begin Records for the task

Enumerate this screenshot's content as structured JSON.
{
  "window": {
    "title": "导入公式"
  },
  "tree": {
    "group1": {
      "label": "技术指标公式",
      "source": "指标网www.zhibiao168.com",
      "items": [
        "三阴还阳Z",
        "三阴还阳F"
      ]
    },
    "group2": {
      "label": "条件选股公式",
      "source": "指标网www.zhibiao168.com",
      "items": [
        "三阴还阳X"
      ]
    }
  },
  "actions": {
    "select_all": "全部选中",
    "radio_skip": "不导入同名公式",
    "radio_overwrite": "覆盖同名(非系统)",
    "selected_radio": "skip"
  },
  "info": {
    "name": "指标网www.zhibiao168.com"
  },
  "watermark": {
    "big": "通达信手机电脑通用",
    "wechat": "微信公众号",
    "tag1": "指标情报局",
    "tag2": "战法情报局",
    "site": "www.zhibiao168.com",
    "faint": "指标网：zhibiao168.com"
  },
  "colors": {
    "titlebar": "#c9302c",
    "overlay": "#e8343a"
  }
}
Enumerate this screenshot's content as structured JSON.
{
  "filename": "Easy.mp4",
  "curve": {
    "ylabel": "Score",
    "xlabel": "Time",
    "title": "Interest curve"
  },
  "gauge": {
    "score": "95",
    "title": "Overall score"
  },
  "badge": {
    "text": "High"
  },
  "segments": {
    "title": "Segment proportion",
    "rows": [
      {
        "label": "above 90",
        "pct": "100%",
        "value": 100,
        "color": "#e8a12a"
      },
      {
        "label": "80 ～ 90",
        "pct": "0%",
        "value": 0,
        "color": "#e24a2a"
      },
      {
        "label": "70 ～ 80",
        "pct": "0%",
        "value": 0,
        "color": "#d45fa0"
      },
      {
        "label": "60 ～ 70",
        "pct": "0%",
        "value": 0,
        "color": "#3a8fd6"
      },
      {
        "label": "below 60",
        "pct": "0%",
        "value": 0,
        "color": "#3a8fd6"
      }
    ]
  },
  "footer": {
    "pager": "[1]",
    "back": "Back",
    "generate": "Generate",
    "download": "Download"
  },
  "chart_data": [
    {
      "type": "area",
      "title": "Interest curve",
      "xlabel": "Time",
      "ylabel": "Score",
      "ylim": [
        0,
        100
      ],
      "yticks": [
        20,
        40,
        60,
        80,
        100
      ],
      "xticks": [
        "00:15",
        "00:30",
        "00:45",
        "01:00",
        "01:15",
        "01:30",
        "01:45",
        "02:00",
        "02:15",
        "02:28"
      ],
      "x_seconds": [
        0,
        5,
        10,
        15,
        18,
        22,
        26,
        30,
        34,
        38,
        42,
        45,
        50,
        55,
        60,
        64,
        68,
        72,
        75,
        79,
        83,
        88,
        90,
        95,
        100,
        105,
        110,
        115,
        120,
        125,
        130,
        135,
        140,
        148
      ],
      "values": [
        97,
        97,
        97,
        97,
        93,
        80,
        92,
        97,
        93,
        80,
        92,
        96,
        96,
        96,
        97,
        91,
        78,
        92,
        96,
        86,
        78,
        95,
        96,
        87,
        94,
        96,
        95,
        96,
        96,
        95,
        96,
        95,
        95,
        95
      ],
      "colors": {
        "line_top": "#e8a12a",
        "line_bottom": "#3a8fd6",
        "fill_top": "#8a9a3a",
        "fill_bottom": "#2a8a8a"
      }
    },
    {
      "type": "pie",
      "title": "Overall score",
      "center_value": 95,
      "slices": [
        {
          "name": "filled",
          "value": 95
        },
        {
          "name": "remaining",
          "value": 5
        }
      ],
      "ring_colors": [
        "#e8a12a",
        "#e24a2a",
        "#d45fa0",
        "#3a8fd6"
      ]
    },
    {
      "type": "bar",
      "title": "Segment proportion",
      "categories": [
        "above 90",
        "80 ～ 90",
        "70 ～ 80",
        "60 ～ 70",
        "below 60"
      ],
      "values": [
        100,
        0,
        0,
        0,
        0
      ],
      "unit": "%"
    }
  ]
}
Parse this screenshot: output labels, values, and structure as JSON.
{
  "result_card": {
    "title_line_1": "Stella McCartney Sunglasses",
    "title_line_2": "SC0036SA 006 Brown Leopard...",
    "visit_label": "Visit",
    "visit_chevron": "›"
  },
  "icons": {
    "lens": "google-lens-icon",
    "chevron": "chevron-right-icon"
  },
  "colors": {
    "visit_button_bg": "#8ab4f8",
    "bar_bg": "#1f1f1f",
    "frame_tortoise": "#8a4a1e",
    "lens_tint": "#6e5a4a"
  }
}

end Records for the task

» What you need to do
Copy all lines from the material that contain "Interest".

» Exercise output
    "title": "Interest curve"
      "title": "Interest curve",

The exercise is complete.